--- START OF The input ---

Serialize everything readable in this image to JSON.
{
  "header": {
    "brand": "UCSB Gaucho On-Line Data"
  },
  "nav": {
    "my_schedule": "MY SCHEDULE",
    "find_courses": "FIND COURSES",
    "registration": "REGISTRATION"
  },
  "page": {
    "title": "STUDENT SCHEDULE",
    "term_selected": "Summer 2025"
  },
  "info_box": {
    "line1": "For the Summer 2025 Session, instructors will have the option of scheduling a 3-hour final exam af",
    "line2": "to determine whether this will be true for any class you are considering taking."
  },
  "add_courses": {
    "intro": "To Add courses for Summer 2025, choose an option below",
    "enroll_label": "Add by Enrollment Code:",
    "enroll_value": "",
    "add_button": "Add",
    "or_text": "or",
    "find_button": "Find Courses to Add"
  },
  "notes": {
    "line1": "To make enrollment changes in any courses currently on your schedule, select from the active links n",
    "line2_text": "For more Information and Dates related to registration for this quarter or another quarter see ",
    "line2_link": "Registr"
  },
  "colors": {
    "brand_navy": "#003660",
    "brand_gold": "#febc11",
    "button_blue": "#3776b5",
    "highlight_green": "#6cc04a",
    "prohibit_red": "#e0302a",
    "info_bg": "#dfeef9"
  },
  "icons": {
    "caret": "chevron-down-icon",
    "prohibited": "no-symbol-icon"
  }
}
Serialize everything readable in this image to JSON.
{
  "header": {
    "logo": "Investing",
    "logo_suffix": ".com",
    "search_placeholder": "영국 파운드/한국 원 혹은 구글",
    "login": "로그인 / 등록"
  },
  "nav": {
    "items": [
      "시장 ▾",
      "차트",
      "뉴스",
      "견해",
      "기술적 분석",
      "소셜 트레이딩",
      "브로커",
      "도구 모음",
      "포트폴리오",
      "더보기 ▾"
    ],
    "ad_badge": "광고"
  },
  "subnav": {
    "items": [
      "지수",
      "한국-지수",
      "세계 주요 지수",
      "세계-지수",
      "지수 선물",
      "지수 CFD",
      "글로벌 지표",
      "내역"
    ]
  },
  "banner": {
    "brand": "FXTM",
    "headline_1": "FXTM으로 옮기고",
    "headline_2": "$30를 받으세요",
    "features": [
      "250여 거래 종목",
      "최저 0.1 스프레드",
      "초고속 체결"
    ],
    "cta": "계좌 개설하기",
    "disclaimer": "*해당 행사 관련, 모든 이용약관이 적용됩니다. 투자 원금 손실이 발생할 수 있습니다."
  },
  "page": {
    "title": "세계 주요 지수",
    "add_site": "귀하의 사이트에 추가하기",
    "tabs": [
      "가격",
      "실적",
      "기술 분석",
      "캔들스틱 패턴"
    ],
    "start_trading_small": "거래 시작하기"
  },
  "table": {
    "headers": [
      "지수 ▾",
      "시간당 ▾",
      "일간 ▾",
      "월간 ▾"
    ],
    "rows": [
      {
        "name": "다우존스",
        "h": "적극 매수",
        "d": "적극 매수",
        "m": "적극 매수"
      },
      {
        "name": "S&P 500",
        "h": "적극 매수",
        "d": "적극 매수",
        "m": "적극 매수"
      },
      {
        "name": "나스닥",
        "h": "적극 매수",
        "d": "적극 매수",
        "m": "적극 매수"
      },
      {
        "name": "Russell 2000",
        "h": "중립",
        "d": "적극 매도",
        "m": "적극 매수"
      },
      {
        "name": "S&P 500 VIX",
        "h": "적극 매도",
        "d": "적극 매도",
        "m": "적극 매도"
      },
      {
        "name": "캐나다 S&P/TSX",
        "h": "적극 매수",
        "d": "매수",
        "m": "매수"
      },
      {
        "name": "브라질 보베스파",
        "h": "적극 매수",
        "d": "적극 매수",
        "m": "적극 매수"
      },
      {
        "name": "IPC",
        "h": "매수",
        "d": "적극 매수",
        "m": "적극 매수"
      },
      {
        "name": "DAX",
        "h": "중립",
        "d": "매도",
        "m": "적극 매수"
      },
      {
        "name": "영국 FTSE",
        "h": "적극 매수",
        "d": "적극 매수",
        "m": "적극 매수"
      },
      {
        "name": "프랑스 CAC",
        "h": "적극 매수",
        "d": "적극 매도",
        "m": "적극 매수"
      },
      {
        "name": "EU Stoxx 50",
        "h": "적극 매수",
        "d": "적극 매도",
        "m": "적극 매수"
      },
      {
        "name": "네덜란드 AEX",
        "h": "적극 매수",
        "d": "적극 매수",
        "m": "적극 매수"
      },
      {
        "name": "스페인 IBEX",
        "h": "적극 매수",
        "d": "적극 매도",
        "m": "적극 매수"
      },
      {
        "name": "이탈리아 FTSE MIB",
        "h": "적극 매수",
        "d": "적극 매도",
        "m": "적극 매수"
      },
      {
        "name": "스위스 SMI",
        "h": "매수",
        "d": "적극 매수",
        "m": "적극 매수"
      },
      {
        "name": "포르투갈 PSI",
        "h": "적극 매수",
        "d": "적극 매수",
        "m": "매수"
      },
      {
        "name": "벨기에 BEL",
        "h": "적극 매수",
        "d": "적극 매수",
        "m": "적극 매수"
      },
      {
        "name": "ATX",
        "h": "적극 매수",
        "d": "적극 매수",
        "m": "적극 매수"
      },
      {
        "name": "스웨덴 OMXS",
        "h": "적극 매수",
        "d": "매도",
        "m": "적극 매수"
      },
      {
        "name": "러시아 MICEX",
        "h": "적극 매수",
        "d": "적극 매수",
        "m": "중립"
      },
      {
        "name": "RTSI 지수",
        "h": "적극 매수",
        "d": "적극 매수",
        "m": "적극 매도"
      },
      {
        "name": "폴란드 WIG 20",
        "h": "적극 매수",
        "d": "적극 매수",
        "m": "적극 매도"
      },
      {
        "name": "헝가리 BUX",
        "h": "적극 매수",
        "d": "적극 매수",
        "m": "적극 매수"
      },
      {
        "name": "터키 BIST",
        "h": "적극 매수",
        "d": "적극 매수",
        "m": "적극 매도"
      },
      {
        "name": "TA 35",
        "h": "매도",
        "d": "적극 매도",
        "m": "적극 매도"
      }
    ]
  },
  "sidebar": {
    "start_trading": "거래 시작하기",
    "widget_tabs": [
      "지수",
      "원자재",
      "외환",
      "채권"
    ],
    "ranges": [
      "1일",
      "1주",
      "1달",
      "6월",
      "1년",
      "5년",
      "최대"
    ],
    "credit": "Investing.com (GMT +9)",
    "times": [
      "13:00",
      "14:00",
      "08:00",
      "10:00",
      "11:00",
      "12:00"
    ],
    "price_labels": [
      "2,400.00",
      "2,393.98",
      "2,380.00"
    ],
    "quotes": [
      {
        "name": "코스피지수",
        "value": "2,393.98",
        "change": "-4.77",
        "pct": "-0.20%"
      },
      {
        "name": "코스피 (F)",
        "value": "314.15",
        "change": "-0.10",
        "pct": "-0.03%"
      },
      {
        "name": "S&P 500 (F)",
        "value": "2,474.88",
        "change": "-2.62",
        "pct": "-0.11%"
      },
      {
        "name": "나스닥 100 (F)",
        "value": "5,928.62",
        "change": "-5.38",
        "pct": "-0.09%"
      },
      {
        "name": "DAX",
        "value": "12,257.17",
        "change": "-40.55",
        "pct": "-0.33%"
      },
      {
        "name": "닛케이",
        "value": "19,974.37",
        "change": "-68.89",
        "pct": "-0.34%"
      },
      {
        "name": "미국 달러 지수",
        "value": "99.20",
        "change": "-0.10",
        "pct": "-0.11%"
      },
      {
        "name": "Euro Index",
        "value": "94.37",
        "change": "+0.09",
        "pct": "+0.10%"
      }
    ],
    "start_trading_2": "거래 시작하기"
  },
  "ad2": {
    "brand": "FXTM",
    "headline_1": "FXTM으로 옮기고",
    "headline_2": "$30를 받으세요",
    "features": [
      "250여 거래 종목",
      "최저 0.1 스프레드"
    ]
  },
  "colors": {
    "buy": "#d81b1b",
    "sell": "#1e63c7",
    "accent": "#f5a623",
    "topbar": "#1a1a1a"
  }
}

--- END OF The input ---

Copy each line of the records that contains the word "option".

    "line1": "For the Summer 2025 Session, instructors will have the option of scheduling a 3-hour final exam af",
    "intro": "To Add courses for Summer 2025, choose an option below",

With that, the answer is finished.